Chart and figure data

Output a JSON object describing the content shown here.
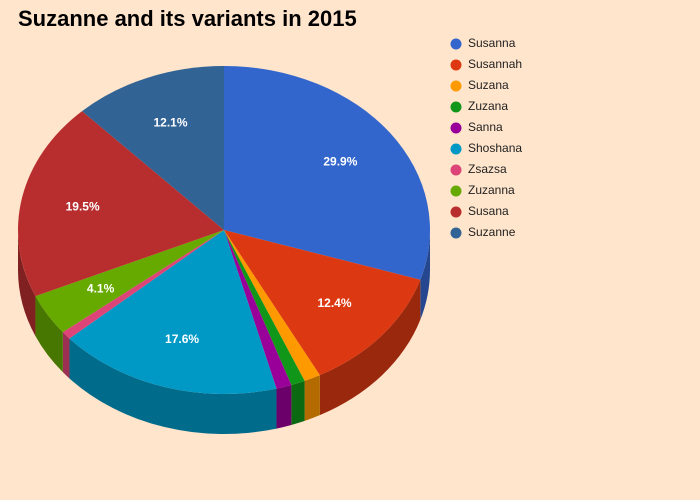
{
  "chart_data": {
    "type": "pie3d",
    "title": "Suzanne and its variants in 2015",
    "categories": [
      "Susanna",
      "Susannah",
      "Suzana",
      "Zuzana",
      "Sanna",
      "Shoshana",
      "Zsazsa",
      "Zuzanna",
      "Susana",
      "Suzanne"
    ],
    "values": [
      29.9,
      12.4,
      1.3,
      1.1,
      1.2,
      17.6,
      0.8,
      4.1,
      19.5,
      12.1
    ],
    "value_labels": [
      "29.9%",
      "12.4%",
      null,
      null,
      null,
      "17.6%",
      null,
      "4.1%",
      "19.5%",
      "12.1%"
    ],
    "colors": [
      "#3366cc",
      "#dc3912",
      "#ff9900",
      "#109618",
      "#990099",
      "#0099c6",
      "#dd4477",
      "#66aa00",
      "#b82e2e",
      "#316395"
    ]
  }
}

**What is required**. Say how many lines in the listing above include "Suzanne". Give nothing but the number.

**The output**. 2